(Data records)
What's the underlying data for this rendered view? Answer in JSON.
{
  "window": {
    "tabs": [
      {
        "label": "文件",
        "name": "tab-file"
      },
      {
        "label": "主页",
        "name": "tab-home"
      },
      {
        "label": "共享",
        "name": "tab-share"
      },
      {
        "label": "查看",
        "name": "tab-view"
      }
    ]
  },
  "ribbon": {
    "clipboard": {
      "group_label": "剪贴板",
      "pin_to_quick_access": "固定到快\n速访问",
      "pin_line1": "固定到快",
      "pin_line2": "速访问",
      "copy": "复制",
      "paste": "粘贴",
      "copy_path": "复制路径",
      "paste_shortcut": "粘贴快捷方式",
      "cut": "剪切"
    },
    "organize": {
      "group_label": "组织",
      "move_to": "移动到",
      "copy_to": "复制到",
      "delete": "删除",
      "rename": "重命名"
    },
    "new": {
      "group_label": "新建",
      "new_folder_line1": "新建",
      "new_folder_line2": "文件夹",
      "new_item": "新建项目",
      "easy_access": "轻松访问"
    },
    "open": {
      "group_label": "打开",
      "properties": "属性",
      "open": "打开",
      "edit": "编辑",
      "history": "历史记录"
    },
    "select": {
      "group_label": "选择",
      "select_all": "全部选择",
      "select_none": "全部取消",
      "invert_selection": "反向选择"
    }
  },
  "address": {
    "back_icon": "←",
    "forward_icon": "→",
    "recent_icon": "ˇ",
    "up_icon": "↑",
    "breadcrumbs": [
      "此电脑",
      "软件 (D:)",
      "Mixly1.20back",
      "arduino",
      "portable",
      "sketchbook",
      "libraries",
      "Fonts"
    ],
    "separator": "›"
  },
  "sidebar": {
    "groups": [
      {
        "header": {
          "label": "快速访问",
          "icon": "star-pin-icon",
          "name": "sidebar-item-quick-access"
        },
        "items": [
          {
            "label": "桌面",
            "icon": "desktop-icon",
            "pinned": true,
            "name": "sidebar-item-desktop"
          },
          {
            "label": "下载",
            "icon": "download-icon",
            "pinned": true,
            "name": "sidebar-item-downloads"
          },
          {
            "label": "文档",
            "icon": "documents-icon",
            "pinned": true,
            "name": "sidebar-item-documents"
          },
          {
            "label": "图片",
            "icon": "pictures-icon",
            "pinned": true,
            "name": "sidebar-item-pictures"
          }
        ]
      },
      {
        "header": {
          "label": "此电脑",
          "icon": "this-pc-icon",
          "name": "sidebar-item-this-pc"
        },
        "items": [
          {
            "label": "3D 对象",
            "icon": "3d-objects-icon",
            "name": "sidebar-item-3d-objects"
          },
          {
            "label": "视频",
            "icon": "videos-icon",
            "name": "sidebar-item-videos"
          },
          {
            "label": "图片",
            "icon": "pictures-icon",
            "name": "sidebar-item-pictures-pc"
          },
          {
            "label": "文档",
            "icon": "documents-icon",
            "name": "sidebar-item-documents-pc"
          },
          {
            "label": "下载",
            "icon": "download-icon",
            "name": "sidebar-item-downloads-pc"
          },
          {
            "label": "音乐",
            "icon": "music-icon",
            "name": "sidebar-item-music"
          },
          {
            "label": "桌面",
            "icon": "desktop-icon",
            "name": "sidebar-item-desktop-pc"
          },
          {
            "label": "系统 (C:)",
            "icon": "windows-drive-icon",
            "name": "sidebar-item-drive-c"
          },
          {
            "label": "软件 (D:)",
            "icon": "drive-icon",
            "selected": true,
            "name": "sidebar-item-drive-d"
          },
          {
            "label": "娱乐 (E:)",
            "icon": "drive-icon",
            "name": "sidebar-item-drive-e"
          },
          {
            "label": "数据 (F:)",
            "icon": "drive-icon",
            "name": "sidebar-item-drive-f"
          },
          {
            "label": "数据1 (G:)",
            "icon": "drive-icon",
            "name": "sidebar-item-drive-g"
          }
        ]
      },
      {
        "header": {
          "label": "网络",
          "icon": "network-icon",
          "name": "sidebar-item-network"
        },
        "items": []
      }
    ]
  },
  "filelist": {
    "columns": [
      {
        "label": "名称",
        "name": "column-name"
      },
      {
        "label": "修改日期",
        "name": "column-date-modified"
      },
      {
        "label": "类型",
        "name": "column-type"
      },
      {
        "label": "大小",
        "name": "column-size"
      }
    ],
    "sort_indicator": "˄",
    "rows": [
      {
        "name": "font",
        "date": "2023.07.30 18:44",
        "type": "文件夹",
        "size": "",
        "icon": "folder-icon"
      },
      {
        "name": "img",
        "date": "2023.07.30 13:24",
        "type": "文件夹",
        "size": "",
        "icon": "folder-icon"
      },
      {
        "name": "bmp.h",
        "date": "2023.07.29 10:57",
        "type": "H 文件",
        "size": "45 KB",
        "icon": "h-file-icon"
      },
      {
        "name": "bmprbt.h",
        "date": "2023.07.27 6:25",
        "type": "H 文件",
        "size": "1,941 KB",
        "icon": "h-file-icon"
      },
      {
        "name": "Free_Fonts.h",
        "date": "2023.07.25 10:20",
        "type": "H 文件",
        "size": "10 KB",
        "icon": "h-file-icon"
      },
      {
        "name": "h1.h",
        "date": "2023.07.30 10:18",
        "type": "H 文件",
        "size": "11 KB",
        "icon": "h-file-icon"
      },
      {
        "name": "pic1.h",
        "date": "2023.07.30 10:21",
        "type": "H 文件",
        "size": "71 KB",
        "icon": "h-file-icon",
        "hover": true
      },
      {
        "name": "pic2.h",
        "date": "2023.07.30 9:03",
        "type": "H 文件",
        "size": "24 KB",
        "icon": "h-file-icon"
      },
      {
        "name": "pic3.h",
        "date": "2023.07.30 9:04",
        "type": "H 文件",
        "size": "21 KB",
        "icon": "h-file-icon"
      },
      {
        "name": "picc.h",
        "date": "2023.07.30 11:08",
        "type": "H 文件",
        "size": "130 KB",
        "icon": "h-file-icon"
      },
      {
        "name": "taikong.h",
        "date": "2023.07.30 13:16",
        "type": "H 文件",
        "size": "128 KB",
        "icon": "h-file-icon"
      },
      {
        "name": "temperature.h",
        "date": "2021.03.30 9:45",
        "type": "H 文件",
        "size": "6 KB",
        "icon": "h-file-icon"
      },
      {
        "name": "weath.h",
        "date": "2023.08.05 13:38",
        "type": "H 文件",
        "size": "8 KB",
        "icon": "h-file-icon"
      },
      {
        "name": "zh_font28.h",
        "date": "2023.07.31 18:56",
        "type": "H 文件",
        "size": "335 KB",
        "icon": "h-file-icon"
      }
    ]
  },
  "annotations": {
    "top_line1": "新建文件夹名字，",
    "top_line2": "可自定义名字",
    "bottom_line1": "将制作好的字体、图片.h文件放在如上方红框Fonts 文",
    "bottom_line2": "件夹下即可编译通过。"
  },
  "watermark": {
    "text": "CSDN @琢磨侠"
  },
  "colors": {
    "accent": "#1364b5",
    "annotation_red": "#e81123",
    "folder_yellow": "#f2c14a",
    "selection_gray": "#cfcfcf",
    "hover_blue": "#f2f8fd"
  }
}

> [EXERCISE PROMPT]: Copy each line of the records that contains the word "music".

> [CORRECT OUTPUT]:
            "icon": "music-icon",
            "name": "sidebar-item-music"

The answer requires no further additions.